STATED GOAL:
Please copy out the listing below line for line, leaving out the pictures.

EXERCISE INPUTS:
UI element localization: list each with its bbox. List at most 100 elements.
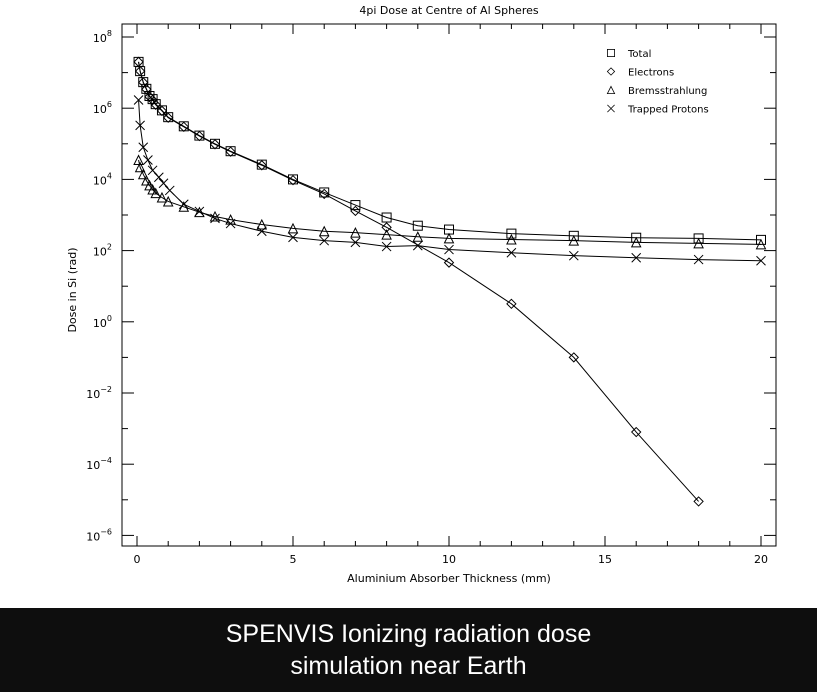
total-point xyxy=(506,228,517,239)
legend-label-trapped-protons: Trapped Protons xyxy=(627,105,709,116)
y-tick-label: 104 xyxy=(93,171,112,187)
legend-marker-trapped-protons xyxy=(607,104,615,113)
legend-label-electrons: Electrons xyxy=(628,68,674,79)
trapped-protons-point xyxy=(568,250,579,261)
electrons-point xyxy=(256,160,268,171)
bremsstrahlung-point xyxy=(133,154,144,166)
electrons-point xyxy=(138,77,149,88)
bremsstrahlung-point xyxy=(162,195,174,207)
series-line-electrons xyxy=(138,61,699,502)
electrons-point xyxy=(141,84,152,95)
electrons-point xyxy=(194,130,205,142)
bremsstrahlung-point xyxy=(256,218,268,230)
dose-chart: 4pi Dose at Centre of Al Spheres 0 5 10 15 2… xyxy=(66,4,777,585)
electrons-point xyxy=(350,205,361,217)
trapped-protons-point xyxy=(178,199,189,210)
caption-line-1: SPENVIS Ionizing radiation dose xyxy=(225,620,592,648)
series-line-bremsstrahlung xyxy=(138,159,762,245)
trapped-protons-point xyxy=(444,244,454,255)
y-tick-label: 102 xyxy=(93,243,112,259)
trapped-protons-point xyxy=(693,254,704,265)
plot-frame xyxy=(121,23,777,547)
bremsstrahlung-point xyxy=(381,229,392,240)
x-axis-label: Aluminium Absorber Thickness (mm) xyxy=(347,572,551,585)
electrons-point xyxy=(147,94,158,106)
bremsstrahlung-point xyxy=(506,233,517,245)
electrons-point xyxy=(178,121,190,133)
y-tick-label: 10−2 xyxy=(86,385,112,401)
electrons-point xyxy=(381,222,392,233)
bremsstrahlung-point xyxy=(141,174,152,186)
electrons-point xyxy=(506,298,517,310)
series-layer xyxy=(133,56,767,507)
trapped-protons-point xyxy=(412,240,423,251)
series-electrons xyxy=(133,56,704,507)
legend-marker-bremsstrahlung xyxy=(606,85,616,95)
trapped-protons-point xyxy=(138,142,149,153)
series-line-trapped-protons xyxy=(138,99,762,262)
x-tick-label: 10 xyxy=(442,553,456,566)
bremsstrahlung-point xyxy=(318,225,330,237)
electrons-point xyxy=(156,105,168,117)
x-tick-label: 15 xyxy=(598,553,612,566)
total-point xyxy=(756,234,766,245)
bremsstrahlung-point xyxy=(443,232,455,244)
trapped-protons-point xyxy=(135,120,145,131)
electrons-point xyxy=(693,496,704,507)
bremsstrahlung-point xyxy=(755,238,767,250)
trapped-protons-point xyxy=(506,247,517,258)
trapped-protons-point xyxy=(350,237,361,248)
electrons-point xyxy=(225,146,236,157)
bremsstrahlung-point xyxy=(287,222,299,234)
electrons-point xyxy=(134,65,146,77)
electrons-point xyxy=(287,174,299,186)
electrons-point xyxy=(209,139,221,150)
y-tick-label: 100 xyxy=(93,314,112,330)
bremsstrahlung-point xyxy=(568,235,580,246)
trapped-protons-point xyxy=(153,172,164,183)
total-point xyxy=(381,212,392,223)
x-tick-label: 0 xyxy=(134,553,141,566)
bremsstrahlung-point xyxy=(150,187,162,199)
electrons-point xyxy=(162,112,174,123)
series-bremsstrahlung xyxy=(133,154,767,250)
x-tick-label: 5 xyxy=(290,553,297,566)
axes: 0 5 10 15 20 108 106 104 102 100 10−2 10−4 10−6 xyxy=(86,24,776,566)
total-point xyxy=(288,174,298,185)
trapped-protons-point xyxy=(381,241,392,252)
electrons-point xyxy=(318,188,330,200)
bremsstrahlung-point xyxy=(412,231,424,242)
x-tick-label: 20 xyxy=(754,553,768,566)
electrons-point xyxy=(568,352,580,363)
caption: SPENVIS Ionizing radiation dose simulati… xyxy=(0,608,817,692)
legend: Total Electrons Bremsstrahlung Trapped Prot… xyxy=(606,48,709,116)
y-tick-label: 10−6 xyxy=(86,527,112,543)
trapped-protons-point xyxy=(133,95,144,105)
electrons-point xyxy=(133,56,144,68)
series-trapped-protons xyxy=(133,95,766,266)
bremsstrahlung-point xyxy=(350,226,361,238)
chart-title: 4pi Dose at Centre of Al Spheres xyxy=(359,4,538,17)
trapped-protons-point xyxy=(210,213,220,224)
y-tick-label: 10−4 xyxy=(86,456,112,472)
trapped-protons-point xyxy=(756,255,766,266)
trapped-protons-point xyxy=(256,226,267,237)
bremsstrahlung-point xyxy=(144,179,155,191)
total-point xyxy=(412,220,423,231)
y-tick-label: 106 xyxy=(93,100,112,116)
bremsstrahlung-point xyxy=(134,161,146,173)
trapped-protons-point xyxy=(194,206,205,217)
bremsstrahlung-point xyxy=(156,191,168,203)
electrons-point xyxy=(443,257,455,268)
bremsstrahlung-point xyxy=(630,236,642,248)
electrons-point xyxy=(630,426,642,438)
legend-marker-electrons xyxy=(606,67,616,76)
legend-label-bremsstrahlung: Bremsstrahlung xyxy=(628,86,707,97)
y-tick-label: 108 xyxy=(93,29,112,45)
total-point xyxy=(144,91,155,102)
caption-line-2: simulation near Earth xyxy=(290,652,527,680)
legend-label-total: Total xyxy=(627,49,651,60)
total-point xyxy=(350,200,361,211)
trapped-protons-point xyxy=(225,218,236,229)
trapped-protons-point xyxy=(631,252,642,263)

WRITTEN SOLUTION:
UI element localization: list each with its bbox. List at most 100 elements.
total-point xyxy=(506,228,517,239)
legend-label-trapped-protons: Trapped Protons xyxy=(627,105,709,116)
y-tick-label: 104 xyxy=(93,171,112,187)
legend-marker-trapped-protons xyxy=(607,104,615,113)
legend-label-electrons: Electrons xyxy=(628,68,674,79)
trapped-protons-point xyxy=(568,250,579,261)
electrons-point xyxy=(256,160,268,171)
bremsstrahlung-point xyxy=(133,154,144,166)
electrons-point xyxy=(138,77,149,88)
bremsstrahlung-point xyxy=(162,195,174,207)
series-line-electrons xyxy=(138,61,699,502)
electrons-point xyxy=(141,84,152,95)
electrons-point xyxy=(194,130,205,142)
bremsstrahlung-point xyxy=(256,218,268,230)
dose-chart: 4pi Dose at Centre of Al Spheres 0 5 10 15 2… xyxy=(66,4,777,585)
electrons-point xyxy=(350,205,361,217)
trapped-protons-point xyxy=(178,199,189,210)
caption-line-1: SPENVIS Ionizing radiation dose xyxy=(225,620,592,648)
series-line-bremsstrahlung xyxy=(138,159,762,245)
trapped-protons-point xyxy=(444,244,454,255)
y-tick-label: 102 xyxy=(93,243,112,259)
trapped-protons-point xyxy=(693,254,704,265)
plot-frame xyxy=(121,23,777,547)
bremsstrahlung-point xyxy=(381,229,392,240)
x-axis-label: Aluminium Absorber Thickness (mm) xyxy=(347,572,551,585)
electrons-point xyxy=(147,94,158,106)
bremsstrahlung-point xyxy=(506,233,517,245)
electrons-point xyxy=(178,121,190,133)
y-tick-label: 10−2 xyxy=(86,385,112,401)
electrons-point xyxy=(381,222,392,233)
bremsstrahlung-point xyxy=(141,174,152,186)
electrons-point xyxy=(506,298,517,310)
series-layer xyxy=(133,56,767,507)
trapped-protons-point xyxy=(412,240,423,251)
series-electrons xyxy=(133,56,704,507)
legend-marker-bremsstrahlung xyxy=(606,85,616,95)
trapped-protons-point xyxy=(138,142,149,153)
series-line-trapped-protons xyxy=(138,99,762,262)
x-tick-label: 10 xyxy=(442,553,456,566)
bremsstrahlung-point xyxy=(318,225,330,237)
electrons-point xyxy=(156,105,168,117)
x-tick-label: 15 xyxy=(598,553,612,566)
total-point xyxy=(756,234,766,245)
bremsstrahlung-point xyxy=(443,232,455,244)
trapped-protons-point xyxy=(135,120,145,131)
electrons-point xyxy=(693,496,704,507)
bremsstrahlung-point xyxy=(755,238,767,250)
trapped-protons-point xyxy=(506,247,517,258)
trapped-protons-point xyxy=(350,237,361,248)
electrons-point xyxy=(225,146,236,157)
bremsstrahlung-point xyxy=(287,222,299,234)
electrons-point xyxy=(134,65,146,77)
electrons-point xyxy=(287,174,299,186)
electrons-point xyxy=(209,139,221,150)
y-tick-label: 100 xyxy=(93,314,112,330)
bremsstrahlung-point xyxy=(568,235,580,246)
trapped-protons-point xyxy=(153,172,164,183)
total-point xyxy=(381,212,392,223)
x-tick-label: 0 xyxy=(134,553,141,566)
bremsstrahlung-point xyxy=(150,187,162,199)
electrons-point xyxy=(162,112,174,123)
series-bremsstrahlung xyxy=(133,154,767,250)
x-tick-label: 5 xyxy=(290,553,297,566)
axes: 0 5 10 15 20 108 106 104 102 100 10−2 10−4 10−6 xyxy=(86,24,776,566)
total-point xyxy=(288,174,298,185)
trapped-protons-point xyxy=(381,241,392,252)
electrons-point xyxy=(318,188,330,200)
bremsstrahlung-point xyxy=(412,231,424,242)
x-tick-label: 20 xyxy=(754,553,768,566)
electrons-point xyxy=(568,352,580,363)
caption: SPENVIS Ionizing radiation dose simulati… xyxy=(0,608,817,692)
legend: Total Electrons Bremsstrahlung Trapped Prot… xyxy=(606,48,709,116)
y-tick-label: 10−6 xyxy=(86,527,112,543)
trapped-protons-point xyxy=(133,95,144,105)
electrons-point xyxy=(133,56,144,68)
series-trapped-protons xyxy=(133,95,766,266)
bremsstrahlung-point xyxy=(350,226,361,238)
chart-title: 4pi Dose at Centre of Al Spheres xyxy=(359,4,538,17)
trapped-protons-point xyxy=(210,213,220,224)
y-tick-label: 10−4 xyxy=(86,456,112,472)
trapped-protons-point xyxy=(756,255,766,266)
trapped-protons-point xyxy=(256,226,267,237)
bremsstrahlung-point xyxy=(144,179,155,191)
total-point xyxy=(412,220,423,231)
y-tick-label: 106 xyxy=(93,100,112,116)
bremsstrahlung-point xyxy=(134,161,146,173)
trapped-protons-point xyxy=(194,206,205,217)
bremsstrahlung-point xyxy=(156,191,168,203)
electrons-point xyxy=(443,257,455,268)
bremsstrahlung-point xyxy=(630,236,642,248)
electrons-point xyxy=(630,426,642,438)
legend-marker-electrons xyxy=(606,67,616,76)
legend-label-bremsstrahlung: Bremsstrahlung xyxy=(628,86,707,97)
y-tick-label: 108 xyxy=(93,29,112,45)
total-point xyxy=(144,91,155,102)
caption-line-2: simulation near Earth xyxy=(290,652,527,680)
legend-label-total: Total xyxy=(627,49,651,60)
total-point xyxy=(350,200,361,211)
trapped-protons-point xyxy=(225,218,236,229)
trapped-protons-point xyxy=(631,252,642,263)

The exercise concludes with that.